● Exercise description:
Report all lines holding "Temperature".

● Record set:
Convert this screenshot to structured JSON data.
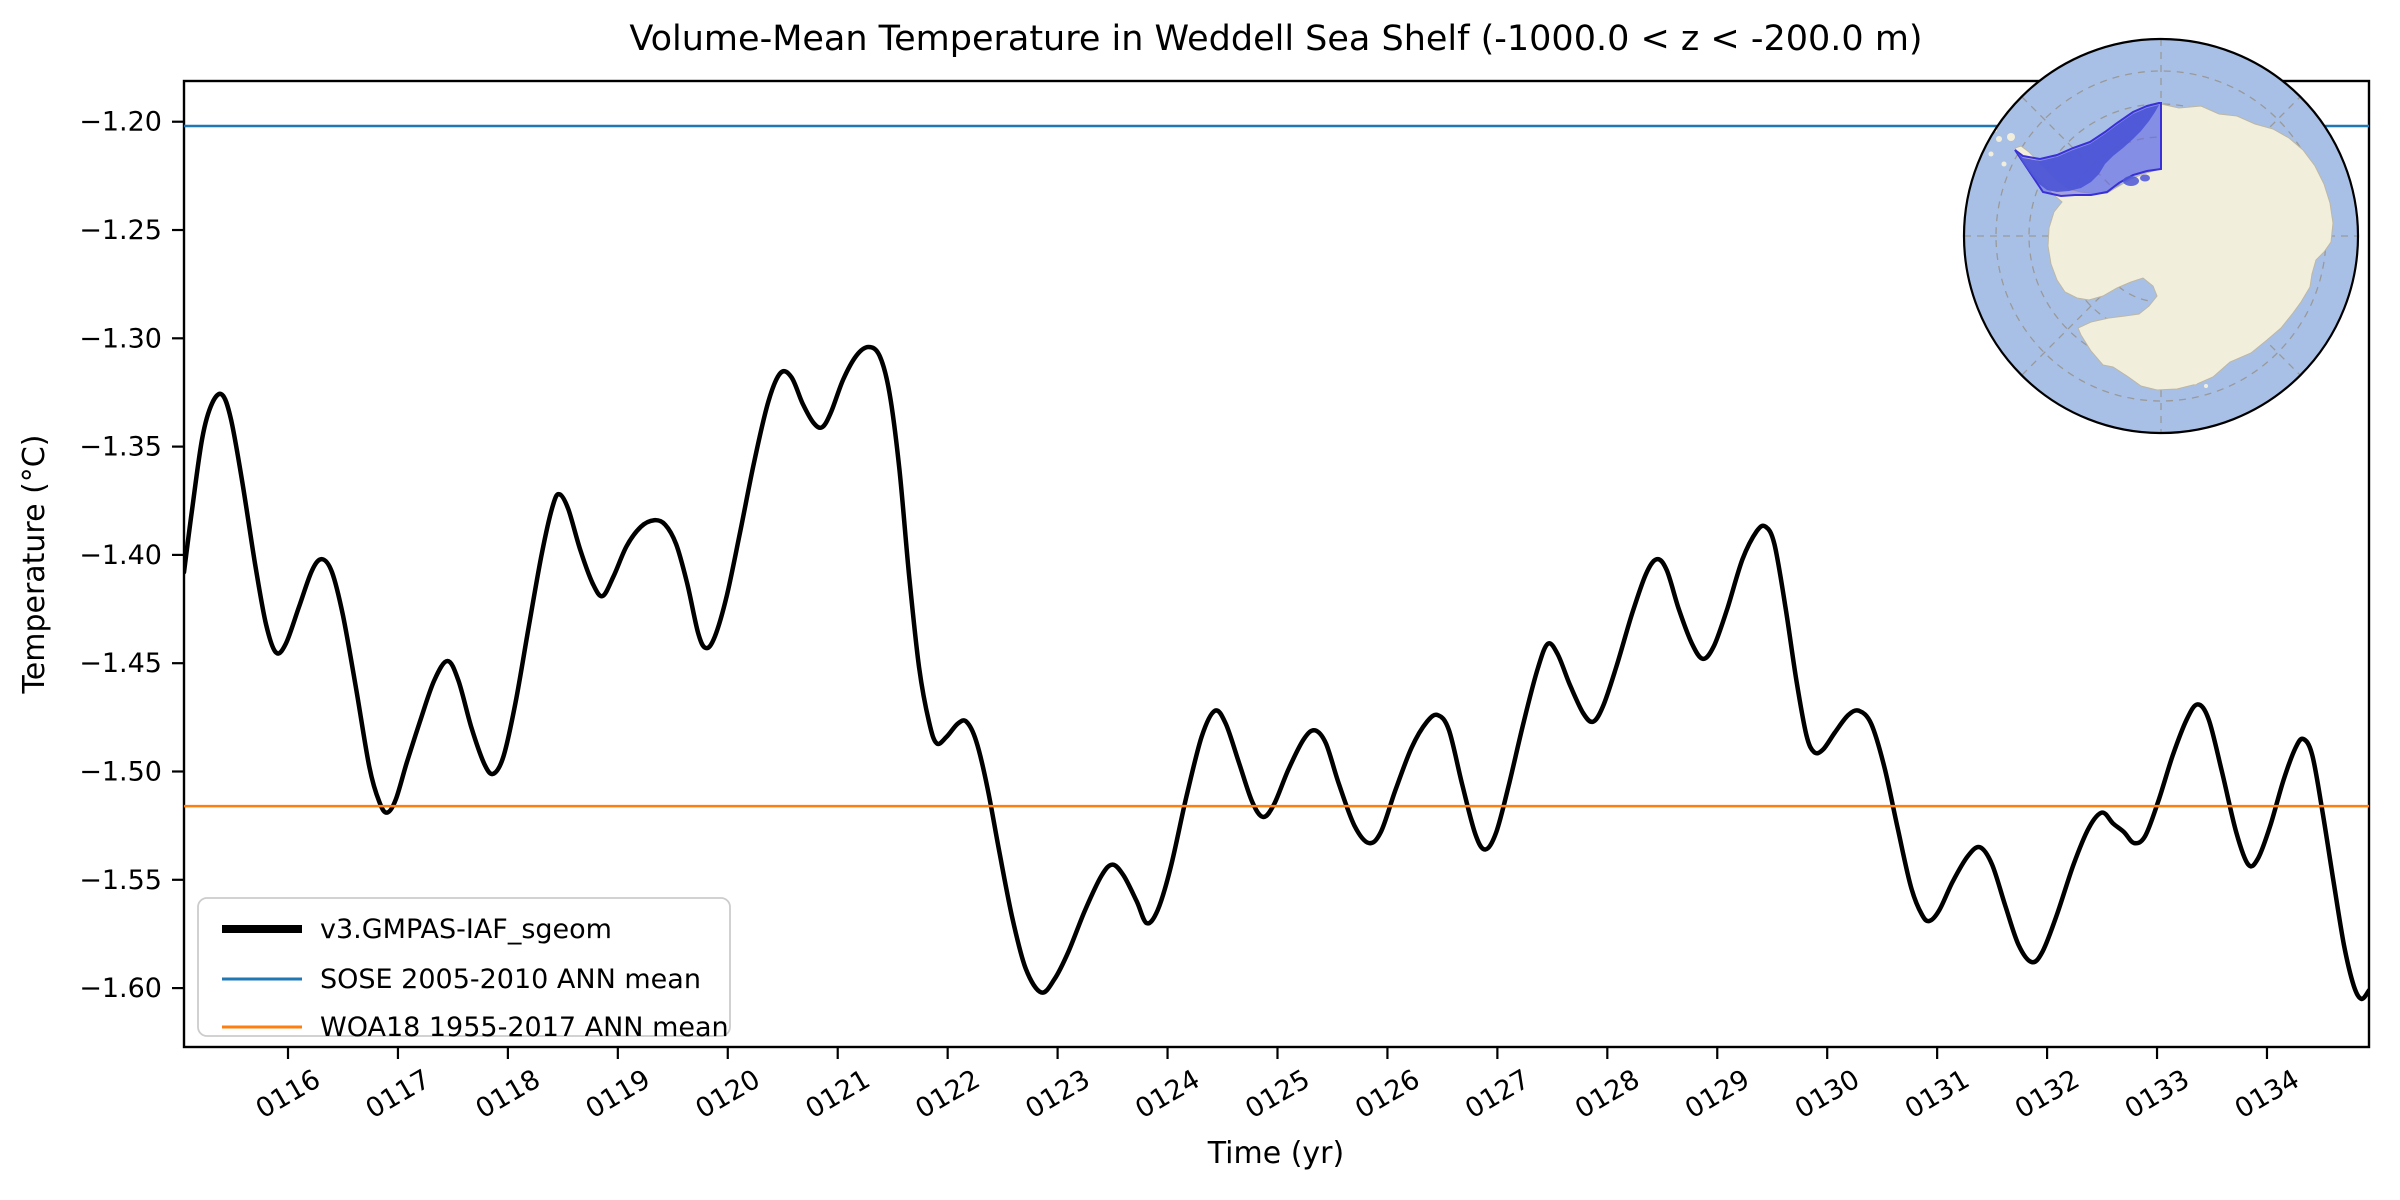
{
  "title": "Volume-Mean Temperature in Weddell Sea Shelf (-1000.0 < z < -200.0 m)",
  "axes": {
    "xlabel": "Time (yr)",
    "ylabel": "Temperature (°C)",
    "xlim": [
      115.054,
      134.928
    ],
    "ylim": [
      -1.6272,
      -1.1812
    ],
    "x_tick_values": [
      116,
      117,
      118,
      119,
      120,
      121,
      122,
      123,
      124,
      125,
      126,
      127,
      128,
      129,
      130,
      131,
      132,
      133,
      134
    ],
    "x_tick_labels": [
      "0116",
      "0117",
      "0118",
      "0119",
      "0120",
      "0121",
      "0122",
      "0123",
      "0124",
      "0125",
      "0126",
      "0127",
      "0128",
      "0129",
      "0130",
      "0131",
      "0132",
      "0133",
      "0134"
    ],
    "y_tick_values": [
      -1.2,
      -1.25,
      -1.3,
      -1.35,
      -1.4,
      -1.45,
      -1.5,
      -1.55,
      -1.6
    ],
    "y_tick_labels": [
      "−1.20",
      "−1.25",
      "−1.30",
      "−1.35",
      "−1.40",
      "−1.45",
      "−1.50",
      "−1.55",
      "−1.60"
    ]
  },
  "legend": {
    "position": "lower left",
    "items": [
      {
        "label": "v3.GMPAS-IAF_sgeom",
        "color": "#000000",
        "linewidth": 8
      },
      {
        "label": "SOSE 2005-2010 ANN mean",
        "color": "#1f77b4",
        "linewidth": 3
      },
      {
        "label": "WOA18 1955-2017 ANN mean",
        "color": "#ff7f0e",
        "linewidth": 3
      }
    ]
  },
  "chart_data": {
    "type": "line",
    "title": "Volume-Mean Temperature in Weddell Sea Shelf (-1000.0 < z < -200.0 m)",
    "xlabel": "Time (yr)",
    "ylabel": "Temperature (°C)",
    "xlim": [
      115.054,
      134.928
    ],
    "ylim": [
      -1.6272,
      -1.1812
    ],
    "grid": false,
    "legend_position": "lower left",
    "series": [
      {
        "name": "v3.GMPAS-IAF_sgeom",
        "type": "line",
        "color": "#000000",
        "linewidth": 4.5,
        "points": [
          [
            115.054,
            -1.408
          ],
          [
            115.13,
            -1.378
          ],
          [
            115.22,
            -1.346
          ],
          [
            115.31,
            -1.33
          ],
          [
            115.4,
            -1.326
          ],
          [
            115.48,
            -1.337
          ],
          [
            115.58,
            -1.365
          ],
          [
            115.7,
            -1.404
          ],
          [
            115.8,
            -1.432
          ],
          [
            115.89,
            -1.445
          ],
          [
            115.98,
            -1.441
          ],
          [
            116.1,
            -1.424
          ],
          [
            116.22,
            -1.407
          ],
          [
            116.31,
            -1.402
          ],
          [
            116.4,
            -1.408
          ],
          [
            116.5,
            -1.428
          ],
          [
            116.62,
            -1.462
          ],
          [
            116.74,
            -1.498
          ],
          [
            116.83,
            -1.514
          ],
          [
            116.9,
            -1.519
          ],
          [
            116.98,
            -1.513
          ],
          [
            117.08,
            -1.496
          ],
          [
            117.2,
            -1.477
          ],
          [
            117.33,
            -1.458
          ],
          [
            117.45,
            -1.449
          ],
          [
            117.55,
            -1.458
          ],
          [
            117.67,
            -1.48
          ],
          [
            117.79,
            -1.497
          ],
          [
            117.87,
            -1.501
          ],
          [
            117.96,
            -1.493
          ],
          [
            118.07,
            -1.468
          ],
          [
            118.19,
            -1.433
          ],
          [
            118.31,
            -1.399
          ],
          [
            118.41,
            -1.377
          ],
          [
            118.47,
            -1.372
          ],
          [
            118.55,
            -1.379
          ],
          [
            118.66,
            -1.398
          ],
          [
            118.77,
            -1.413
          ],
          [
            118.86,
            -1.419
          ],
          [
            118.96,
            -1.41
          ],
          [
            119.08,
            -1.396
          ],
          [
            119.21,
            -1.387
          ],
          [
            119.33,
            -1.384
          ],
          [
            119.43,
            -1.386
          ],
          [
            119.53,
            -1.395
          ],
          [
            119.63,
            -1.413
          ],
          [
            119.73,
            -1.436
          ],
          [
            119.8,
            -1.443
          ],
          [
            119.88,
            -1.438
          ],
          [
            119.99,
            -1.419
          ],
          [
            120.11,
            -1.39
          ],
          [
            120.24,
            -1.357
          ],
          [
            120.37,
            -1.329
          ],
          [
            120.48,
            -1.316
          ],
          [
            120.58,
            -1.318
          ],
          [
            120.68,
            -1.33
          ],
          [
            120.78,
            -1.339
          ],
          [
            120.86,
            -1.341
          ],
          [
            120.94,
            -1.334
          ],
          [
            121.05,
            -1.319
          ],
          [
            121.17,
            -1.308
          ],
          [
            121.28,
            -1.304
          ],
          [
            121.38,
            -1.308
          ],
          [
            121.47,
            -1.325
          ],
          [
            121.56,
            -1.36
          ],
          [
            121.65,
            -1.41
          ],
          [
            121.74,
            -1.452
          ],
          [
            121.83,
            -1.477
          ],
          [
            121.9,
            -1.487
          ],
          [
            121.99,
            -1.484
          ],
          [
            122.09,
            -1.478
          ],
          [
            122.17,
            -1.477
          ],
          [
            122.26,
            -1.486
          ],
          [
            122.36,
            -1.507
          ],
          [
            122.47,
            -1.537
          ],
          [
            122.59,
            -1.568
          ],
          [
            122.71,
            -1.591
          ],
          [
            122.85,
            -1.602
          ],
          [
            122.97,
            -1.596
          ],
          [
            123.1,
            -1.583
          ],
          [
            123.25,
            -1.564
          ],
          [
            123.4,
            -1.548
          ],
          [
            123.5,
            -1.543
          ],
          [
            123.6,
            -1.548
          ],
          [
            123.72,
            -1.56
          ],
          [
            123.81,
            -1.57
          ],
          [
            123.91,
            -1.564
          ],
          [
            124.03,
            -1.544
          ],
          [
            124.17,
            -1.512
          ],
          [
            124.31,
            -1.484
          ],
          [
            124.43,
            -1.472
          ],
          [
            124.53,
            -1.478
          ],
          [
            124.65,
            -1.496
          ],
          [
            124.77,
            -1.514
          ],
          [
            124.87,
            -1.521
          ],
          [
            124.97,
            -1.515
          ],
          [
            125.1,
            -1.499
          ],
          [
            125.24,
            -1.485
          ],
          [
            125.34,
            -1.481
          ],
          [
            125.44,
            -1.487
          ],
          [
            125.56,
            -1.506
          ],
          [
            125.7,
            -1.525
          ],
          [
            125.83,
            -1.533
          ],
          [
            125.94,
            -1.528
          ],
          [
            126.07,
            -1.509
          ],
          [
            126.22,
            -1.489
          ],
          [
            126.36,
            -1.477
          ],
          [
            126.46,
            -1.474
          ],
          [
            126.56,
            -1.481
          ],
          [
            126.68,
            -1.506
          ],
          [
            126.8,
            -1.529
          ],
          [
            126.89,
            -1.536
          ],
          [
            126.99,
            -1.528
          ],
          [
            127.11,
            -1.505
          ],
          [
            127.24,
            -1.477
          ],
          [
            127.37,
            -1.452
          ],
          [
            127.46,
            -1.441
          ],
          [
            127.55,
            -1.446
          ],
          [
            127.66,
            -1.46
          ],
          [
            127.78,
            -1.473
          ],
          [
            127.87,
            -1.477
          ],
          [
            127.96,
            -1.47
          ],
          [
            128.08,
            -1.452
          ],
          [
            128.22,
            -1.428
          ],
          [
            128.35,
            -1.409
          ],
          [
            128.45,
            -1.402
          ],
          [
            128.54,
            -1.407
          ],
          [
            128.65,
            -1.425
          ],
          [
            128.77,
            -1.441
          ],
          [
            128.87,
            -1.448
          ],
          [
            128.97,
            -1.442
          ],
          [
            129.09,
            -1.425
          ],
          [
            129.23,
            -1.402
          ],
          [
            129.36,
            -1.389
          ],
          [
            129.44,
            -1.387
          ],
          [
            129.52,
            -1.395
          ],
          [
            129.62,
            -1.424
          ],
          [
            129.72,
            -1.458
          ],
          [
            129.81,
            -1.483
          ],
          [
            129.88,
            -1.491
          ],
          [
            129.96,
            -1.49
          ],
          [
            130.07,
            -1.482
          ],
          [
            130.19,
            -1.474
          ],
          [
            130.29,
            -1.472
          ],
          [
            130.4,
            -1.478
          ],
          [
            130.52,
            -1.498
          ],
          [
            130.64,
            -1.526
          ],
          [
            130.76,
            -1.553
          ],
          [
            130.86,
            -1.566
          ],
          [
            130.93,
            -1.569
          ],
          [
            131.02,
            -1.564
          ],
          [
            131.14,
            -1.551
          ],
          [
            131.28,
            -1.539
          ],
          [
            131.39,
            -1.535
          ],
          [
            131.5,
            -1.543
          ],
          [
            131.62,
            -1.562
          ],
          [
            131.74,
            -1.58
          ],
          [
            131.86,
            -1.588
          ],
          [
            131.96,
            -1.583
          ],
          [
            132.09,
            -1.566
          ],
          [
            132.24,
            -1.543
          ],
          [
            132.38,
            -1.526
          ],
          [
            132.5,
            -1.519
          ],
          [
            132.6,
            -1.524
          ],
          [
            132.7,
            -1.528
          ],
          [
            132.79,
            -1.533
          ],
          [
            132.89,
            -1.53
          ],
          [
            133.01,
            -1.514
          ],
          [
            133.14,
            -1.493
          ],
          [
            133.27,
            -1.476
          ],
          [
            133.37,
            -1.469
          ],
          [
            133.47,
            -1.476
          ],
          [
            133.59,
            -1.5
          ],
          [
            133.72,
            -1.528
          ],
          [
            133.83,
            -1.543
          ],
          [
            133.92,
            -1.54
          ],
          [
            134.03,
            -1.525
          ],
          [
            134.15,
            -1.504
          ],
          [
            134.26,
            -1.489
          ],
          [
            134.33,
            -1.485
          ],
          [
            134.41,
            -1.492
          ],
          [
            134.5,
            -1.517
          ],
          [
            134.6,
            -1.549
          ],
          [
            134.7,
            -1.58
          ],
          [
            134.79,
            -1.599
          ],
          [
            134.86,
            -1.605
          ],
          [
            134.928,
            -1.601
          ]
        ]
      },
      {
        "name": "SOSE 2005-2010 ANN mean",
        "type": "hline",
        "value": -1.202,
        "color": "#1f77b4",
        "linewidth": 2.5
      },
      {
        "name": "WOA18 1955-2017 ANN mean",
        "type": "hline",
        "value": -1.516,
        "color": "#ff7f0e",
        "linewidth": 2.5
      }
    ]
  },
  "inset_map": {
    "description": "South polar stereographic map of Antarctica with Weddell Sea shelf region highlighted",
    "ocean_color": "#a9c0e6",
    "land_color": "#f1eedc",
    "coast_color": "#bdb7a4",
    "region_fill": "rgba(100,100,225,0.55)",
    "region_water_fill": "#4c55d6",
    "region_edge_color": "#3a30d8",
    "graticule_color": "#999999",
    "outline_color": "#000000"
  }
}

● The response:
  "title": "Volume-Mean Temperature in Weddell Sea Shelf (-1000.0 < z < -200.0 m)",
    "ylabel": "Temperature (°C)",
    "title": "Volume-Mean Temperature in Weddell Sea Shelf (-1000.0 < z < -200.0 m)",
    "ylabel": "Temperature (°C)",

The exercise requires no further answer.